--- START Extracted entries ---
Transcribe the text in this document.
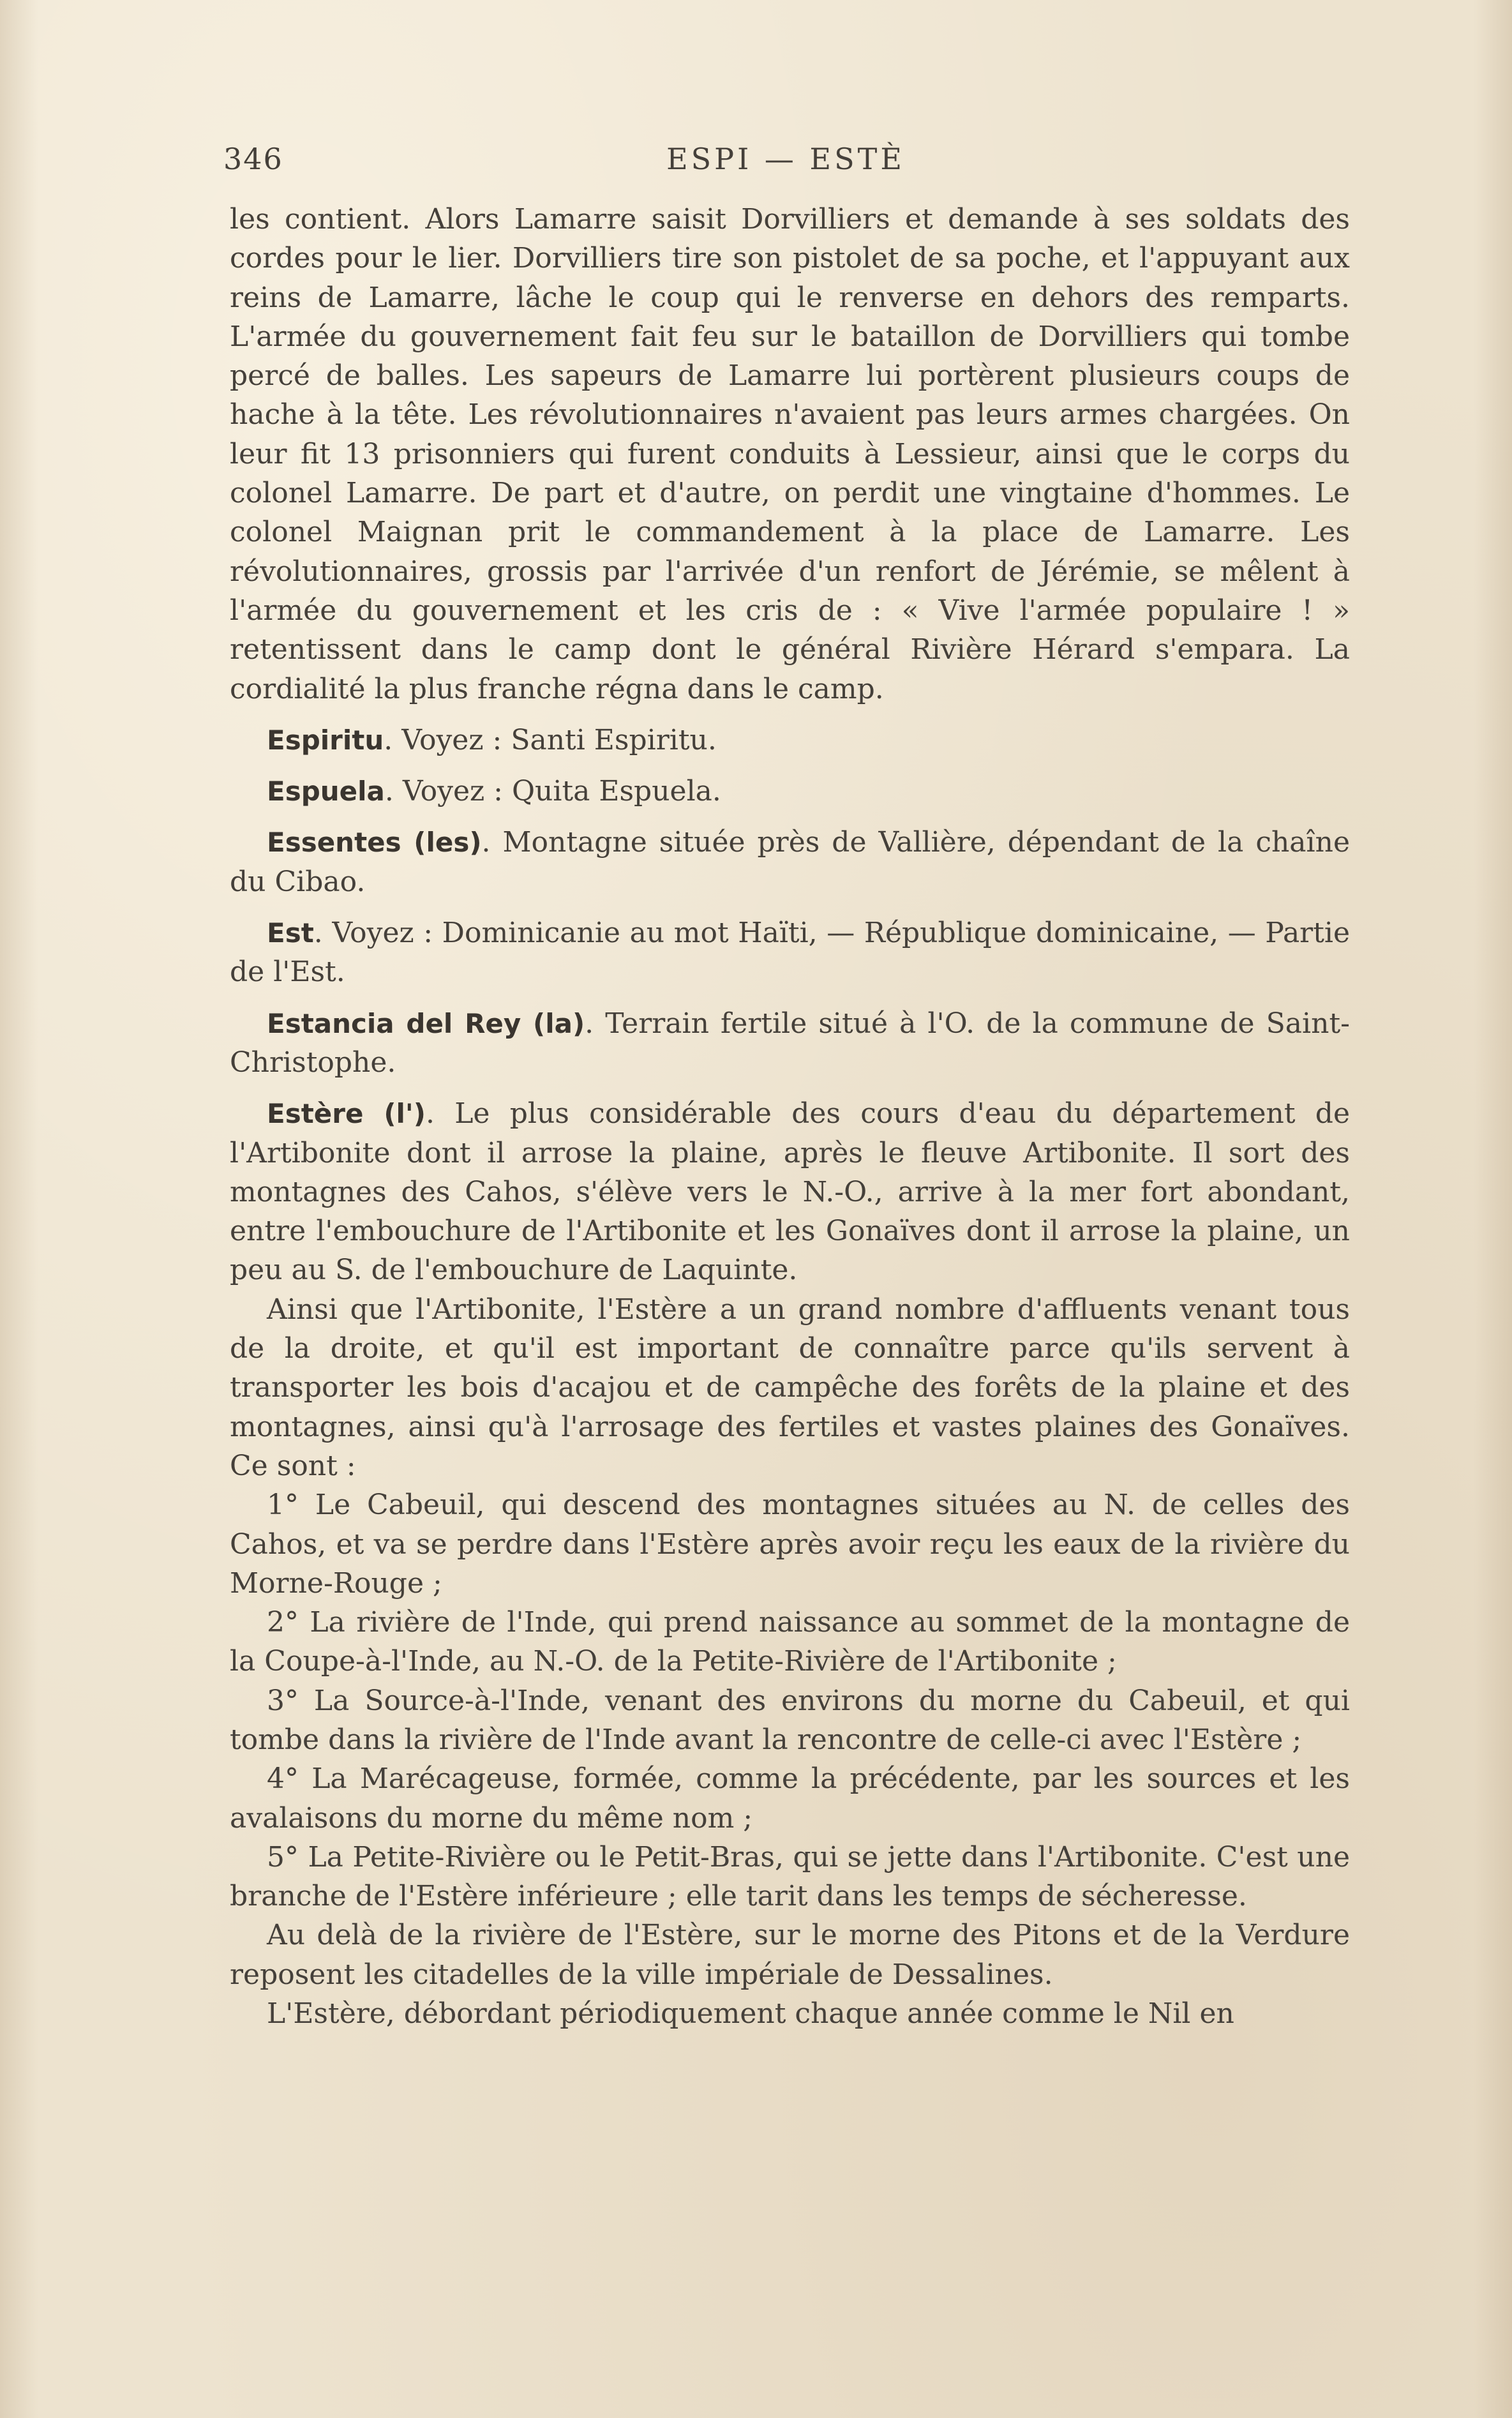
346	ESPI — ESTÈ

les contient. Alors Lamarre saisit Dorvilliers et demande à ses soldats des cordes pour le lier. Dorvilliers tire son pistolet de sa poche, et l'appuyant aux reins de Lamarre, lâche le coup qui le renverse en dehors des remparts. L'armée du gouvernement fait feu sur le bataillon de Dorvilliers qui tombe percé de balles. Les sapeurs de Lamarre lui portèrent plusieurs coups de hache à la tête. Les révolutionnaires n'avaient pas leurs armes chargées. On leur fit 13 prisonniers qui furent conduits à Lessieur, ainsi que le corps du colonel Lamarre. De part et d'autre, on perdit une vingtaine d'hommes. Le colonel Maignan prit le commandement à la place de Lamarre. Les révolutionnaires, grossis par l'arrivée d'un renfort de Jérémie, se mêlent à l'armée du gouvernement et les cris de : « Vive l'armée populaire ! » retentissent dans le camp dont le général Rivière Hérard s'empara. La cordialité la plus franche régna dans le camp.

Espiritu. Voyez : Santi Espiritu.

Espuela. Voyez : Quita Espuela.

Essentes (les). Montagne située près de Vallière, dépendant de la chaîne du Cibao.

Est. Voyez : Dominicanie au mot Haïti, — République dominicaine, — Partie de l'Est.

Estancia del Rey (la). Terrain fertile situé à l'O. de la commune de Saint-Christophe.

Estère (l'). Le plus considérable des cours d'eau du département de l'Artibonite dont il arrose la plaine, après le fleuve Artibonite. Il sort des montagnes des Cahos, s'élève vers le N.-O., arrive à la mer fort abondant, entre l'embouchure de l'Artibonite et les Gonaïves dont il arrose la plaine, un peu au S. de l'embouchure de Laquinte.

Ainsi que l'Artibonite, l'Estère a un grand nombre d'affluents venant tous de la droite, et qu'il est important de connaître parce qu'ils servent à transporter les bois d'acajou et de campêche des forêts de la plaine et des montagnes, ainsi qu'à l'arrosage des fertiles et vastes plaines des Gonaïves. Ce sont :

1° Le Cabeuil, qui descend des montagnes situées au N. de celles des Cahos, et va se perdre dans l'Estère après avoir reçu les eaux de la rivière du Morne-Rouge ;

2° La rivière de l'Inde, qui prend naissance au sommet de la montagne de la Coupe-à-l'Inde, au N.-O. de la Petite-Rivière de l'Artibonite ;

3° La Source-à-l'Inde, venant des environs du morne du Cabeuil, et qui tombe dans la rivière de l'Inde avant la rencontre de celle-ci avec l'Estère ;

4° La Marécageuse, formée, comme la précédente, par les sources et les avalaisons du morne du même nom ;

5° La Petite-Rivière ou le Petit-Bras, qui se jette dans l'Artibonite. C'est une branche de l'Estère inférieure ; elle tarit dans les temps de sécheresse.

Au delà de la rivière de l'Estère, sur le morne des Pitons et de la Verdure reposent les citadelles de la ville impériale de Dessalines.

L'Estère, débordant périodiquement chaque année comme le Nil en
--- END Extracted entries ---
Given problem:
Print the listing above in full, exactly as written. Omit any pictures.

Exercise result:
Transcribe the text in this document.
346	ESPI — ESTÈ

les contient. Alors Lamarre saisit Dorvilliers et demande à ses soldats des cordes pour le lier. Dorvilliers tire son pistolet de sa poche, et l'appuyant aux reins de Lamarre, lâche le coup qui le renverse en dehors des remparts. L'armée du gouvernement fait feu sur le bataillon de Dorvilliers qui tombe percé de balles. Les sapeurs de Lamarre lui portèrent plusieurs coups de hache à la tête. Les révolutionnaires n'avaient pas leurs armes chargées. On leur fit 13 prisonniers qui furent conduits à Lessieur, ainsi que le corps du colonel Lamarre. De part et d'autre, on perdit une vingtaine d'hommes. Le colonel Maignan prit le commandement à la place de Lamarre. Les révolutionnaires, grossis par l'arrivée d'un renfort de Jérémie, se mêlent à l'armée du gouvernement et les cris de : « Vive l'armée populaire ! » retentissent dans le camp dont le général Rivière Hérard s'empara. La cordialité la plus franche régna dans le camp.

Espiritu. Voyez : Santi Espiritu.

Espuela. Voyez : Quita Espuela.

Essentes (les). Montagne située près de Vallière, dépendant de la chaîne du Cibao.

Est. Voyez : Dominicanie au mot Haïti, — République dominicaine, — Partie de l'Est.

Estancia del Rey (la). Terrain fertile situé à l'O. de la commune de Saint-Christophe.

Estère (l'). Le plus considérable des cours d'eau du département de l'Artibonite dont il arrose la plaine, après le fleuve Artibonite. Il sort des montagnes des Cahos, s'élève vers le N.-O., arrive à la mer fort abondant, entre l'embouchure de l'Artibonite et les Gonaïves dont il arrose la plaine, un peu au S. de l'embouchure de Laquinte.

Ainsi que l'Artibonite, l'Estère a un grand nombre d'affluents venant tous de la droite, et qu'il est important de connaître parce qu'ils servent à transporter les bois d'acajou et de campêche des forêts de la plaine et des montagnes, ainsi qu'à l'arrosage des fertiles et vastes plaines des Gonaïves. Ce sont :

1° Le Cabeuil, qui descend des montagnes situées au N. de celles des Cahos, et va se perdre dans l'Estère après avoir reçu les eaux de la rivière du Morne-Rouge ;

2° La rivière de l'Inde, qui prend naissance au sommet de la montagne de la Coupe-à-l'Inde, au N.-O. de la Petite-Rivière de l'Artibonite ;

3° La Source-à-l'Inde, venant des environs du morne du Cabeuil, et qui tombe dans la rivière de l'Inde avant la rencontre de celle-ci avec l'Estère ;

4° La Marécageuse, formée, comme la précédente, par les sources et les avalaisons du morne du même nom ;

5° La Petite-Rivière ou le Petit-Bras, qui se jette dans l'Artibonite. C'est une branche de l'Estère inférieure ; elle tarit dans les temps de sécheresse.

Au delà de la rivière de l'Estère, sur le morne des Pitons et de la Verdure reposent les citadelles de la ville impériale de Dessalines.

L'Estère, débordant périodiquement chaque année comme le Nil en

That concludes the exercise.